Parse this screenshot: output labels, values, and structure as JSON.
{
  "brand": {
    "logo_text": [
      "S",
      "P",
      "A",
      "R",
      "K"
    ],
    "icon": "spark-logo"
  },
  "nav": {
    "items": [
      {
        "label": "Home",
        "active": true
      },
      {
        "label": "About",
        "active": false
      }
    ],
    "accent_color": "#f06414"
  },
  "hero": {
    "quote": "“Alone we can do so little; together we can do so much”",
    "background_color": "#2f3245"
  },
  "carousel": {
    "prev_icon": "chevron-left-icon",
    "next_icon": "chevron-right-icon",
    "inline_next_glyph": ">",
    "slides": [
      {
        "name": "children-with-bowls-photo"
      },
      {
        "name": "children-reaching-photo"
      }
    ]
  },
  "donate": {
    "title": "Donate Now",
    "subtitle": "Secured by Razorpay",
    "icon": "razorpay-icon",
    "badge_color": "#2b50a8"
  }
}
* * *
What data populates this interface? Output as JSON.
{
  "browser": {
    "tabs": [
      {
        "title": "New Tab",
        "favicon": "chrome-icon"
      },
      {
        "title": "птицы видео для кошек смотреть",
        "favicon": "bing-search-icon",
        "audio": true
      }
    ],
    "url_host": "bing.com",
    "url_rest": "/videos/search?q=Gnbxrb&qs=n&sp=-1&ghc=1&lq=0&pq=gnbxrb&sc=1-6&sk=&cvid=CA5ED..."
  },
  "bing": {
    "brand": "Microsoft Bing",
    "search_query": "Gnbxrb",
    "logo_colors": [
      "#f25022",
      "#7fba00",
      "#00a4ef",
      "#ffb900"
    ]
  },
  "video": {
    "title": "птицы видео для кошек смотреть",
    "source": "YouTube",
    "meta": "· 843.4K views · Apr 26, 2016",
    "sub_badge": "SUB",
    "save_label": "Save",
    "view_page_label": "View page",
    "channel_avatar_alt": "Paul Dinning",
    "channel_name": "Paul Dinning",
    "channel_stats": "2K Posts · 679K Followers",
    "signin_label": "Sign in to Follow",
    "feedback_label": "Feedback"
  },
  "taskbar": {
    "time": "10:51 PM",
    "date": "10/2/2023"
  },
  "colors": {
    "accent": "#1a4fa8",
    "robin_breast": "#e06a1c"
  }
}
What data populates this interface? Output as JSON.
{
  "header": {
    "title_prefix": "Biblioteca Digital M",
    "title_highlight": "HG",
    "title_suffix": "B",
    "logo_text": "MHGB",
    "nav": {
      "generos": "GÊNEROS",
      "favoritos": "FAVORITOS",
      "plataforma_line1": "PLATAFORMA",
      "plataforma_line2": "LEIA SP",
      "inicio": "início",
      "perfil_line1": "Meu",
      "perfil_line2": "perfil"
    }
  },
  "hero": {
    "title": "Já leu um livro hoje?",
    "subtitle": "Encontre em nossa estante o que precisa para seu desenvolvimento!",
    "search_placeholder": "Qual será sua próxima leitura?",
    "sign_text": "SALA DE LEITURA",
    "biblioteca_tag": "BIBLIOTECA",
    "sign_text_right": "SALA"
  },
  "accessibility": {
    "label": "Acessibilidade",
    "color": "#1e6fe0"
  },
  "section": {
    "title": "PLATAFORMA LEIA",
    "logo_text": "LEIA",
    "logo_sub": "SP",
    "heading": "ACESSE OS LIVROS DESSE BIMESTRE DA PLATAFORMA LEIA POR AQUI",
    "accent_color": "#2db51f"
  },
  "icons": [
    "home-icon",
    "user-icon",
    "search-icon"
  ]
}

**Exercise aim:**
Give the count of lines in the data shown above that contain "children", and nothing else.

**The completed task:**
2